** What you need to do **
Decide whether each statement agrees with the post on Monckton's peerage title below, answering yes or no and quoting the words from the post that decide it. (a) Dave Beamish posted a letter on the House of Lords' official website. (b) The radio interview took place in August 2010. (c) Monckton told the interviewer he could sit and vote in the House of Lords.

** Excerpt to read **
********************

Apparently, Monckton is a member of the House of Lords, according to constitutional lawyer in England.
I don’t have a dog in this fight, I’m just in it for the popcorn sales. That said, here’s the plot summary.
A lot of the alarmist side of blogosphere (especially John Cook at SkS and Tim Lambert at Deltoid) spent a lot of time trying to distract from the science presented during Lord Monckton’s summer tour in Australia. Of course, Monckton himself made some ugly distractions at the outset, with a poorly chosen comparison of Ross Garnaut.
That row aside, basically as the tour went on, they didn’t like the message, so they attacked the man.
Here’s how the peerage title tiff got started. Responding to some small outrage in the southern hemisphere, and some emails that came his way as a result, Dave Beamish, Clerk of the UK Parliaments, posted up a letter on the House of Lords’ official website telling Lord Monckton not to call himself a member of the House of Lords. Trouble is, Dave had gotten it wrong.
Hundreds, perhaps thousands of articles, commentaries and blog postings were aimed at Monckton, for having answered an Australian Broadcasting Corporation radio interviewer in August 2011 by saying he was a member of the House of Lords, “but without the right to sit or vote”.

********************

** Data rows **
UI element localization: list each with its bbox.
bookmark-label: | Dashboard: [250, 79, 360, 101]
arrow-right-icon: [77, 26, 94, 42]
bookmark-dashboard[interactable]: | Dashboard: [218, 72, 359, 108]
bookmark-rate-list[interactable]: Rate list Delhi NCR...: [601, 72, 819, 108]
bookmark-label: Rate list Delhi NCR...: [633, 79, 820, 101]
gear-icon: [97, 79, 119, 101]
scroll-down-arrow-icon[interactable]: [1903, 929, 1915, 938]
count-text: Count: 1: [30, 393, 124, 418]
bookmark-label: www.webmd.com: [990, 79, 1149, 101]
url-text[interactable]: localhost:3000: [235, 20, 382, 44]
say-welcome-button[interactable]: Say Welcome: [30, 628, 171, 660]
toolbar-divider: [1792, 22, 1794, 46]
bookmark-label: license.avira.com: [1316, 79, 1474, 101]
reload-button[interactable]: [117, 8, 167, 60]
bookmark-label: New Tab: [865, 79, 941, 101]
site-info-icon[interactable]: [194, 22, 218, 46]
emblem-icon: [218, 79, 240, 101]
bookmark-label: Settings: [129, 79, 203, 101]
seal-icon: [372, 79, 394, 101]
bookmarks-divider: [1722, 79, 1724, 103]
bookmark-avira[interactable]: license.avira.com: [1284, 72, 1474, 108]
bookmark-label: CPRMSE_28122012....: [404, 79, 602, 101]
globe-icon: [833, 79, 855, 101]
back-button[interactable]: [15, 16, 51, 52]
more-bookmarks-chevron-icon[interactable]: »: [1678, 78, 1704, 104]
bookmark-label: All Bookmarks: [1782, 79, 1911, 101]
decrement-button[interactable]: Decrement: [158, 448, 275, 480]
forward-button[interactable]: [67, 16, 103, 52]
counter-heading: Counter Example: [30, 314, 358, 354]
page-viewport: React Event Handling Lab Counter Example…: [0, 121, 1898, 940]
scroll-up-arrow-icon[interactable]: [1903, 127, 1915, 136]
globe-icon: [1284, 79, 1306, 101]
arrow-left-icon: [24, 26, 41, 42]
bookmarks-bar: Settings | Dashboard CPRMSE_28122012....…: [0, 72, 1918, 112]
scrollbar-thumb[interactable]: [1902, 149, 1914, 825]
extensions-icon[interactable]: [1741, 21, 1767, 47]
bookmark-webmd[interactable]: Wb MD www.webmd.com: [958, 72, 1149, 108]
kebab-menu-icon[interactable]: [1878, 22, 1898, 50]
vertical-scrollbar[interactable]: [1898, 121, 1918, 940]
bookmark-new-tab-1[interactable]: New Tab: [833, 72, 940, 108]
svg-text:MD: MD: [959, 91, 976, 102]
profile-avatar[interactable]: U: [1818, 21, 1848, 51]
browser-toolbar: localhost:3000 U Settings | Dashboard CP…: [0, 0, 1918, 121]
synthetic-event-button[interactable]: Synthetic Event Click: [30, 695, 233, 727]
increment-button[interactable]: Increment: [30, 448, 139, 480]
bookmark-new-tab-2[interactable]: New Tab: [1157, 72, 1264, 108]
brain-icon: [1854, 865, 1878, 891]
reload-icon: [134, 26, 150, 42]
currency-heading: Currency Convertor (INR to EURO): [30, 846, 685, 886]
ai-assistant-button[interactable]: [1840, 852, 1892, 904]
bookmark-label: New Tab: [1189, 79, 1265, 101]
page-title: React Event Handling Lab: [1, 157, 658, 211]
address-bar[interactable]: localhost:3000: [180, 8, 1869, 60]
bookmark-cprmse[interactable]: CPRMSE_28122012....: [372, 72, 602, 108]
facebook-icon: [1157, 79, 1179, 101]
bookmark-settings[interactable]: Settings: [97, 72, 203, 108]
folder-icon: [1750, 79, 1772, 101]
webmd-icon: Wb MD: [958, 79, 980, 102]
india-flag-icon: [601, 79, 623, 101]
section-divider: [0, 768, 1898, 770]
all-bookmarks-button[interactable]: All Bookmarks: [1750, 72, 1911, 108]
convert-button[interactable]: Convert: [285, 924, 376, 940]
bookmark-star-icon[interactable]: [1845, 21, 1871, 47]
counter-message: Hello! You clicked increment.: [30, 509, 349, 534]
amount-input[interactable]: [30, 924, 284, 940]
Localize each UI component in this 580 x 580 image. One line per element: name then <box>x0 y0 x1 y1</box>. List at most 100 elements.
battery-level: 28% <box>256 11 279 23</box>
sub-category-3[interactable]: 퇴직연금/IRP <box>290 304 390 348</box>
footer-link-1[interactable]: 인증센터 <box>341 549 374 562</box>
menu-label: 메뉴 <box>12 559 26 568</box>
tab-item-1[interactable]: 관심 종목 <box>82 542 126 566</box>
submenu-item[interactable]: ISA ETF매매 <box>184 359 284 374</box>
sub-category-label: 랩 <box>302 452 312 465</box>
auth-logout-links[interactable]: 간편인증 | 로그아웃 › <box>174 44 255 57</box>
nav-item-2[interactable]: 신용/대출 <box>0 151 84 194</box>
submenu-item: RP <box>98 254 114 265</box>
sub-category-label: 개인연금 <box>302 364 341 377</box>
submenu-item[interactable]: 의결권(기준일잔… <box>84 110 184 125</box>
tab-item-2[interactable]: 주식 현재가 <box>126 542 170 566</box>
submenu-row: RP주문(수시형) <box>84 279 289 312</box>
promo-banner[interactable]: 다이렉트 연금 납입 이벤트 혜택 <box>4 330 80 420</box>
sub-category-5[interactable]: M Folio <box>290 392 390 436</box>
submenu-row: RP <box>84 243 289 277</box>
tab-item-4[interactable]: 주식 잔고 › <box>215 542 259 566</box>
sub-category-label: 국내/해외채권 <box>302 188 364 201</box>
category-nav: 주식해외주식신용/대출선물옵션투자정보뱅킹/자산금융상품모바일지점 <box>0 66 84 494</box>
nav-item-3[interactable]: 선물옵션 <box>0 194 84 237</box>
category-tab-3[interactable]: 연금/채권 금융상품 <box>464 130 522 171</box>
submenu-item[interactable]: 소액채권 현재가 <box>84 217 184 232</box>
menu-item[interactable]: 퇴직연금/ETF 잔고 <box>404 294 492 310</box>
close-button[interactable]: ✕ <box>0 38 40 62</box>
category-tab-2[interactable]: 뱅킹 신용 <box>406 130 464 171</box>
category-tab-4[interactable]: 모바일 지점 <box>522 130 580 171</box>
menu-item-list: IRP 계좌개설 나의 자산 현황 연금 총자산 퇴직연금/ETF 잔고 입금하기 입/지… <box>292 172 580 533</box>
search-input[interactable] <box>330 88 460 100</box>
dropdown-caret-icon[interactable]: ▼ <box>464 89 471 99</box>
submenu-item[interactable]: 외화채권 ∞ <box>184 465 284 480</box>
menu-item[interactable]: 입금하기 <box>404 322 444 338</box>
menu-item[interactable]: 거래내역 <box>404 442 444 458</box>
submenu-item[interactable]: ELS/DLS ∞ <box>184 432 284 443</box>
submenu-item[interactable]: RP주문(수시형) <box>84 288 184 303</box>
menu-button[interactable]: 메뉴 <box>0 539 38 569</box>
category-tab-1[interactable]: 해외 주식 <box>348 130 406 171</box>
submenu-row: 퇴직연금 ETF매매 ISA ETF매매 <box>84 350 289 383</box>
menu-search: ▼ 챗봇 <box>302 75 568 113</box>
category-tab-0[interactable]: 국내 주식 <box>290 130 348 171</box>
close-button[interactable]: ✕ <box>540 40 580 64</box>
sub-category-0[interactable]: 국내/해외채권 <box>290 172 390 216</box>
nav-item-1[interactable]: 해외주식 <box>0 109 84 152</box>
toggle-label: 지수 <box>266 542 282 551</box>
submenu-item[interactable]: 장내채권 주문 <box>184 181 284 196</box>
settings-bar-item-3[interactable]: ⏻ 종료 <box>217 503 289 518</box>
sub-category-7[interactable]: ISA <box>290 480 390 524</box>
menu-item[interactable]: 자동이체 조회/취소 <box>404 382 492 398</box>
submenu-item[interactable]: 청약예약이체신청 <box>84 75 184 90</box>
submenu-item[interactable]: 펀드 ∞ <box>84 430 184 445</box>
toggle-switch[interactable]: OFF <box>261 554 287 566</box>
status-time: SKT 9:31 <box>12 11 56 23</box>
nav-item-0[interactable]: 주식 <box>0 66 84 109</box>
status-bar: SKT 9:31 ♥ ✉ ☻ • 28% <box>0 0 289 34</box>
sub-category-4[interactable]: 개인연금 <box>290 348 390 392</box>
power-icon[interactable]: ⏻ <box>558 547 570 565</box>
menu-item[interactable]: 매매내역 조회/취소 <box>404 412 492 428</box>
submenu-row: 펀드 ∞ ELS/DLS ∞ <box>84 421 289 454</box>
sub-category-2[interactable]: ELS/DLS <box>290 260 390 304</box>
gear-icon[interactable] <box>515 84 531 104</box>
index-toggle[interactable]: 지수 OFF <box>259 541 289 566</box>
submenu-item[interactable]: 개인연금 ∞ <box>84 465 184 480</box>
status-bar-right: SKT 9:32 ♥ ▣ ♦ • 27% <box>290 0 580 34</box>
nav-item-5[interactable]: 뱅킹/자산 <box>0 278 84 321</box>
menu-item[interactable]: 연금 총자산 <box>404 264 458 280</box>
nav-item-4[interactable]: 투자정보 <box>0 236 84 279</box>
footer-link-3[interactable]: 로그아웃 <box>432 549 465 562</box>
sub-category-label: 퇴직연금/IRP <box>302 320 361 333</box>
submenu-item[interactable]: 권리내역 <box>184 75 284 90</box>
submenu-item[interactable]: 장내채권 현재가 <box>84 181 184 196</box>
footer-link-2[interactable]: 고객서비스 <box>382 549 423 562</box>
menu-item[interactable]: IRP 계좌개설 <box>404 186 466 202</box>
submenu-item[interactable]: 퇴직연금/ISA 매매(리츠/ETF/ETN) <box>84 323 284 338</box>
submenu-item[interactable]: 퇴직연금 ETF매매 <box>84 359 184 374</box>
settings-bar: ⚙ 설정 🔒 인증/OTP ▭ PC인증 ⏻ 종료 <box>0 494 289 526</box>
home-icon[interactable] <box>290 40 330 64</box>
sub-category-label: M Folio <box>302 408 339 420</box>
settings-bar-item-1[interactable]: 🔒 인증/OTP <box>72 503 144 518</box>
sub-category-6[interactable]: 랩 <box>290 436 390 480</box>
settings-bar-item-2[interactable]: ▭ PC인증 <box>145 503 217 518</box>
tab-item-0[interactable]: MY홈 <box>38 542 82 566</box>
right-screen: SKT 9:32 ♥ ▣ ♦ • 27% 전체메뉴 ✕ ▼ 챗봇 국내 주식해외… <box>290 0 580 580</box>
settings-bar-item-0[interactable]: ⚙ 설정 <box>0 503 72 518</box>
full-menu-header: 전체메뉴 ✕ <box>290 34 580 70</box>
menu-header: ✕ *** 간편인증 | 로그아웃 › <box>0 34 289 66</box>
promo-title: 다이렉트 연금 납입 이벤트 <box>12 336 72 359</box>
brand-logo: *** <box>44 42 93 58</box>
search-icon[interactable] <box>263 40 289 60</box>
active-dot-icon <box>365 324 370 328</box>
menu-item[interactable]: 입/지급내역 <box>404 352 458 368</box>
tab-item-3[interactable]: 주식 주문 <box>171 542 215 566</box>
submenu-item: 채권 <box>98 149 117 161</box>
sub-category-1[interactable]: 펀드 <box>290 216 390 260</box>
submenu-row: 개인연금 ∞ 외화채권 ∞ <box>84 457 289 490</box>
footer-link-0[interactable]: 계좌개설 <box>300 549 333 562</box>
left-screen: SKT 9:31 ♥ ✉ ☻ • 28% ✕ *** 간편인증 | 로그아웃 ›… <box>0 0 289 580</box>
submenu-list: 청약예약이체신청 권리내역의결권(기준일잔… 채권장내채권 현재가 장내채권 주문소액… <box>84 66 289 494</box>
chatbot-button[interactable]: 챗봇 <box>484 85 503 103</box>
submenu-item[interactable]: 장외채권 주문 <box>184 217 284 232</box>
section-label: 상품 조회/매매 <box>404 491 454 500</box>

********************

** Full answer **
(a) Yes: "posted up a letter on the House of Lords’ official website telling Lord Monckton not to call himself a member of the House of Lords"
(b) No: "in August 2011"
(c) No: "but without the right to sit or vote"